[START]
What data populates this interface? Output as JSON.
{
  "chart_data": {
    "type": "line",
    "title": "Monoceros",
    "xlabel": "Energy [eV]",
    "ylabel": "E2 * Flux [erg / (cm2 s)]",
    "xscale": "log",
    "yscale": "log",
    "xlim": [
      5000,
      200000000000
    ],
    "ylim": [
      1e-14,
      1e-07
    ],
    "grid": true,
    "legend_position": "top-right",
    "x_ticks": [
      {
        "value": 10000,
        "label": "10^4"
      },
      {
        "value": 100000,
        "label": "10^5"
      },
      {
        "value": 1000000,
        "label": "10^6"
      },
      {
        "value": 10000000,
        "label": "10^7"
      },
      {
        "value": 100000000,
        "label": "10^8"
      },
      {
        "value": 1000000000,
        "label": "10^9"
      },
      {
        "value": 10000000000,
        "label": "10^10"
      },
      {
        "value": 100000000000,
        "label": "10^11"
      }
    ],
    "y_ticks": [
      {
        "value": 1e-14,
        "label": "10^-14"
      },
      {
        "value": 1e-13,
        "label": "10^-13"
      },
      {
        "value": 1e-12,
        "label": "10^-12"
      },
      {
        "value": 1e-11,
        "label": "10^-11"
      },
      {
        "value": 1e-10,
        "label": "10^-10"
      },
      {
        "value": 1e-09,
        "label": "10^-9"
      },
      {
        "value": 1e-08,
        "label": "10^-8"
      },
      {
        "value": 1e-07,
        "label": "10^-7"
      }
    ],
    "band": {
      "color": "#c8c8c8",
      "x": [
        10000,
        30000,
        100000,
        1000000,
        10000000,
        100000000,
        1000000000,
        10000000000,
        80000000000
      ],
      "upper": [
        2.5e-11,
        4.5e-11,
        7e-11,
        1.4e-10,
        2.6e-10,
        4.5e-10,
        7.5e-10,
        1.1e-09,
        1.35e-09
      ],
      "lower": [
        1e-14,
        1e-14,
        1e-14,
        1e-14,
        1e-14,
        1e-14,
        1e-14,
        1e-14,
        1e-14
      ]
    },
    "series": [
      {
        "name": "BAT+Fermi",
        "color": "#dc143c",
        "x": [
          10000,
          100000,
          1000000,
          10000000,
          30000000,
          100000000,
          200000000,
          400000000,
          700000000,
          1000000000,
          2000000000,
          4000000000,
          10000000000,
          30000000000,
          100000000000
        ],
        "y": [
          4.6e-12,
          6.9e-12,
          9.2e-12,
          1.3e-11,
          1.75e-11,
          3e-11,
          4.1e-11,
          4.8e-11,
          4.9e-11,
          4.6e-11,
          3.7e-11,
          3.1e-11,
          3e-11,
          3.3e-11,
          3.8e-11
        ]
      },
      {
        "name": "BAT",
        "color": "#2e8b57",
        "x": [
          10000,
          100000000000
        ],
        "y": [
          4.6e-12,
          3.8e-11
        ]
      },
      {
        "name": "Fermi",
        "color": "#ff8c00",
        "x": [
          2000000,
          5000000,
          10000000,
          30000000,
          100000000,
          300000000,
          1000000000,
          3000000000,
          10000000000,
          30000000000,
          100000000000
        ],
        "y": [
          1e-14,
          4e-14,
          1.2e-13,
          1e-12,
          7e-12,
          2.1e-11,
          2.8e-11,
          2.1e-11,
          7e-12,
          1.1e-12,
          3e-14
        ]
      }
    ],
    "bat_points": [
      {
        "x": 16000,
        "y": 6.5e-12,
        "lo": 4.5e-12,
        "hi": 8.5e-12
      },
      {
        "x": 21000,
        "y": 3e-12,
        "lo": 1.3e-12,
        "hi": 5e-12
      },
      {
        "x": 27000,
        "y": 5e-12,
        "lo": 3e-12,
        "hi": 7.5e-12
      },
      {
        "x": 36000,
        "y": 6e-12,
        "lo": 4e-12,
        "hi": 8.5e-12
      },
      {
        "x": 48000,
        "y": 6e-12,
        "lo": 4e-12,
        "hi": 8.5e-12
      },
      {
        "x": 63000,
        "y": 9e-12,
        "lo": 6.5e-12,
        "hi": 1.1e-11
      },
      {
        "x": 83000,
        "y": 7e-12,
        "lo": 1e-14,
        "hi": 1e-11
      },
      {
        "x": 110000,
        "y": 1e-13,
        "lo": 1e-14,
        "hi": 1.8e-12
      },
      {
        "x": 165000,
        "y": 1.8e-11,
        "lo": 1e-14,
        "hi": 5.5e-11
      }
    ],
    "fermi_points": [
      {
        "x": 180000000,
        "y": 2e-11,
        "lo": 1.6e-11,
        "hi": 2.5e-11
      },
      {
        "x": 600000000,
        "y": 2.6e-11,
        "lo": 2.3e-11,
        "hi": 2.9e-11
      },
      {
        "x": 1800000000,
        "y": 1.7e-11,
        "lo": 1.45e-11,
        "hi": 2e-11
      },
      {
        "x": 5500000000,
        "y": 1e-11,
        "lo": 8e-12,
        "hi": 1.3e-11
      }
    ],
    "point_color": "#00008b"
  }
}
[END]
[START]
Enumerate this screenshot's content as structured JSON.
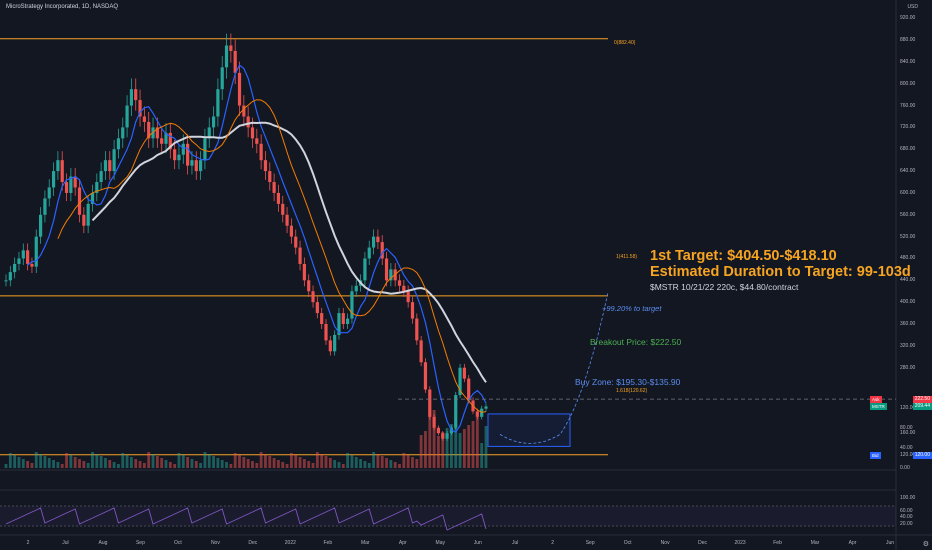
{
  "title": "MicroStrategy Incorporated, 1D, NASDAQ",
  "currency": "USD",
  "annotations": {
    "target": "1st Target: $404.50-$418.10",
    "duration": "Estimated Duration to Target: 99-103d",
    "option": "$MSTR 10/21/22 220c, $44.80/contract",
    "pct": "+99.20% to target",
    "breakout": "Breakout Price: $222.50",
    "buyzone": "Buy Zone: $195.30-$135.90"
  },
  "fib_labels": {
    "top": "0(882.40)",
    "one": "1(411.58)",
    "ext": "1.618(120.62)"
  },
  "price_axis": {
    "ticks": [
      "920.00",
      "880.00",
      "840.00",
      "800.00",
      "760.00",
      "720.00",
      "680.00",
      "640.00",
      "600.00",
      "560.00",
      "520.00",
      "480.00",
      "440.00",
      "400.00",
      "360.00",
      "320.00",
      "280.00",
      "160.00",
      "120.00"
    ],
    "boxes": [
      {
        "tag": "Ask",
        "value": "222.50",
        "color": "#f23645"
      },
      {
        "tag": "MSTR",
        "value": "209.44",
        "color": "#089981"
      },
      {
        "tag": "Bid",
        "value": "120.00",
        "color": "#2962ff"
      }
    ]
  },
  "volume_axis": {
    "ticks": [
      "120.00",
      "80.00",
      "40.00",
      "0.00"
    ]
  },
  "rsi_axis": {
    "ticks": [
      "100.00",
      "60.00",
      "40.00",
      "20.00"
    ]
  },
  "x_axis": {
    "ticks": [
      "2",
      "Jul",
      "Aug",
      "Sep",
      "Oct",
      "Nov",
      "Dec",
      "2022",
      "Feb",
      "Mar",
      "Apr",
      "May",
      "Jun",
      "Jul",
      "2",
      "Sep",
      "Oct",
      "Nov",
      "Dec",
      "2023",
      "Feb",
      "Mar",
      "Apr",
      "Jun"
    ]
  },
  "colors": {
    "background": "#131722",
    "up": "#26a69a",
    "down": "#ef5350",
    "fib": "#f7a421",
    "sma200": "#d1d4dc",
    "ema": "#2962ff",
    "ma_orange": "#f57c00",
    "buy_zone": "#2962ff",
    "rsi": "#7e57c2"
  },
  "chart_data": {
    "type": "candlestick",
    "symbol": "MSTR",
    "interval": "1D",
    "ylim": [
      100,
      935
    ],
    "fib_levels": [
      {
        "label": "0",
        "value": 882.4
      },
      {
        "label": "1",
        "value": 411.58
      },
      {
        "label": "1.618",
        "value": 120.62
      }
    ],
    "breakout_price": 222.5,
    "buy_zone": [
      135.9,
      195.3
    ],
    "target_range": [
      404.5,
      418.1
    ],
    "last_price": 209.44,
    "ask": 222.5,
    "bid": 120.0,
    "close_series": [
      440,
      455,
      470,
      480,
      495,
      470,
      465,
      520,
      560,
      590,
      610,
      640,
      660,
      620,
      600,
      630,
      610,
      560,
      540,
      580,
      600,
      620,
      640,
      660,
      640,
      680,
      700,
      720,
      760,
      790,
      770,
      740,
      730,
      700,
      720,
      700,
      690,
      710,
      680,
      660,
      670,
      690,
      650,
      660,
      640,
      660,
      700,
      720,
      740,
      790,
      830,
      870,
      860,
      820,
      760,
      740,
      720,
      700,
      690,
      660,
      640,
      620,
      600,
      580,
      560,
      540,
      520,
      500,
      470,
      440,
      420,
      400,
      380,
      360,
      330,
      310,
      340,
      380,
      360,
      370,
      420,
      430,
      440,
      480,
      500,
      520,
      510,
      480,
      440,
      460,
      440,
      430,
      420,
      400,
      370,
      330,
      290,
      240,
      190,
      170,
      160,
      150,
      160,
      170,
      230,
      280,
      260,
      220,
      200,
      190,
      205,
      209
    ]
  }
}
[END]
▶ YOUR OBJECTIVE
Where a line of the entries contains the word "this", copy that line.

▶ FULL RESPONSE
What data populates this interface? Output as JSON.
Enumerate this screenshot's content as structured JSON.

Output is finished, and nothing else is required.